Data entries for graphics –
"""
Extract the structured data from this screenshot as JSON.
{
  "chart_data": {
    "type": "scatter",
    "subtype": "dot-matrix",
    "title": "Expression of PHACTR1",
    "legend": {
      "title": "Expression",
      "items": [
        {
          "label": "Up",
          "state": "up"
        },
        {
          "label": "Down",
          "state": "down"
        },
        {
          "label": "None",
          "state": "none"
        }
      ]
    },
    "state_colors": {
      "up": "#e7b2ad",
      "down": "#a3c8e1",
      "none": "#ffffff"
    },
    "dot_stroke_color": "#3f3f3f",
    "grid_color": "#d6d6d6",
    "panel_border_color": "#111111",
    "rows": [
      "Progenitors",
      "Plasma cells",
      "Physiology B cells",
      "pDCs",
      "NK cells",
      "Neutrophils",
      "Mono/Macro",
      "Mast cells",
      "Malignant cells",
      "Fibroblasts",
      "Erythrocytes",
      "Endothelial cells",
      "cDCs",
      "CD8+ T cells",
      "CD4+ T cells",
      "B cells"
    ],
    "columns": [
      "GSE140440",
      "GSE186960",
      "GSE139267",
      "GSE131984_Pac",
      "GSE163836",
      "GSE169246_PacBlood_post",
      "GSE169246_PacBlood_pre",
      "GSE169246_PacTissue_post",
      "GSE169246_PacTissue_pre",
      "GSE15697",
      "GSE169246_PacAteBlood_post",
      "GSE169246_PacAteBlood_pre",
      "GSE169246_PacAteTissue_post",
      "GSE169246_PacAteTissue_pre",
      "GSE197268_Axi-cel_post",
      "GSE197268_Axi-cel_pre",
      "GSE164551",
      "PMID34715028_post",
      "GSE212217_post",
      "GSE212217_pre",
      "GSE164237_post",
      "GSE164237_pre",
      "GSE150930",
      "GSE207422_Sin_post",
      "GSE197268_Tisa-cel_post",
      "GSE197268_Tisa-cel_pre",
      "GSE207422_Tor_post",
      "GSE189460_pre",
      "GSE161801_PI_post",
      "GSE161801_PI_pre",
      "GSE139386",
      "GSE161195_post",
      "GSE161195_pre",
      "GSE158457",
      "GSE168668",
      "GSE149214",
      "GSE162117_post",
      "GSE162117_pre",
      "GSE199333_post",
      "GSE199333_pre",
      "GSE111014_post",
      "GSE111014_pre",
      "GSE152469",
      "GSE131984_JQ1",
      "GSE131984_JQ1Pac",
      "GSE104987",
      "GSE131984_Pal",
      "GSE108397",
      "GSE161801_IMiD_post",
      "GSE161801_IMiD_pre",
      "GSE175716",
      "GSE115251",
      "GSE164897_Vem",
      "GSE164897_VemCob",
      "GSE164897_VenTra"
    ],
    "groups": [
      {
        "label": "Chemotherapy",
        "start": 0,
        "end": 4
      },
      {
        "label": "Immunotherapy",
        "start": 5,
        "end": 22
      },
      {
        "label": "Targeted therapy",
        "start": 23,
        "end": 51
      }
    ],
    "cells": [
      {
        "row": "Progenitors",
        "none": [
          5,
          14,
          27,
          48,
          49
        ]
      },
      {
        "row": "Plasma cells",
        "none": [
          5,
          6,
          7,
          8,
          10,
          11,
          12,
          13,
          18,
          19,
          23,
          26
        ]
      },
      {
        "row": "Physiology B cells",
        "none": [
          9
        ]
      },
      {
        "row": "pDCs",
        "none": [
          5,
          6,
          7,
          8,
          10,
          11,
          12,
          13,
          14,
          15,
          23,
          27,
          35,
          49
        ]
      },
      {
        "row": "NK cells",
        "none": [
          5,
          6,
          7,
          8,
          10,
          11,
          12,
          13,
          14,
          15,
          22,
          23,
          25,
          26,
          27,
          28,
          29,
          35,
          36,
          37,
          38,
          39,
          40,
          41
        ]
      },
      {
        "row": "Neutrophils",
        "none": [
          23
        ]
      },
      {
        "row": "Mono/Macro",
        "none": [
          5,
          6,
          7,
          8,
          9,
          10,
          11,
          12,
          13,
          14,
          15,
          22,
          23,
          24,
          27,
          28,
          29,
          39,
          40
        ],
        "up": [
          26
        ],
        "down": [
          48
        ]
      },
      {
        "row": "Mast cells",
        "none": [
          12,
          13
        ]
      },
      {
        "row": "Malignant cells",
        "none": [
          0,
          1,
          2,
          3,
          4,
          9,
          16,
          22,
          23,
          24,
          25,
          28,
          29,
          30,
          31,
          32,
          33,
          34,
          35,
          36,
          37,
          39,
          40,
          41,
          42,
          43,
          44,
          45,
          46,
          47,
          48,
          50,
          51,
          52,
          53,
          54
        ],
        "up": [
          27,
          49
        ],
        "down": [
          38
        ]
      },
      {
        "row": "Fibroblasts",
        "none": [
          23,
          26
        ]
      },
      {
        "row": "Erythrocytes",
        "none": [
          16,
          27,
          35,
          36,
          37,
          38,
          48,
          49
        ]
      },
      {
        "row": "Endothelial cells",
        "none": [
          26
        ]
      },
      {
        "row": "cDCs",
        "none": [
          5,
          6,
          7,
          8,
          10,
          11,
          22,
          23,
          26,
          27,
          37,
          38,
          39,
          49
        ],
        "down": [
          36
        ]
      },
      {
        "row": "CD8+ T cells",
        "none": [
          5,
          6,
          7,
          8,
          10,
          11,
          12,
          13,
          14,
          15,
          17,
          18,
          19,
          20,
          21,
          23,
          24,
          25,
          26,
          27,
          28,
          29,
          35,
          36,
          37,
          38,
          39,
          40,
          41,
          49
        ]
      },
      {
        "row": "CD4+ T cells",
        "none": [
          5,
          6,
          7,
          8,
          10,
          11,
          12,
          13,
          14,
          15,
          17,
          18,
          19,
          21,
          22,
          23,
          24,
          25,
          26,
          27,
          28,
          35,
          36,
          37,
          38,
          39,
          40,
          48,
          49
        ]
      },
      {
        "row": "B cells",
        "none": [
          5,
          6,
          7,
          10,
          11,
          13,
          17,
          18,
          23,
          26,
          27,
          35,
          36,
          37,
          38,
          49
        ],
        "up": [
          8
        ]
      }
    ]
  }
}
"""
PROMPT – Show all of the lines above in which "label" is present.

EXERCISE ANSWER –
          "label": "Up",
          "label": "Down",
          "label": "None",
        "label": "Chemotherapy",
        "label": "Immunotherapy",
        "label": "Targeted therapy",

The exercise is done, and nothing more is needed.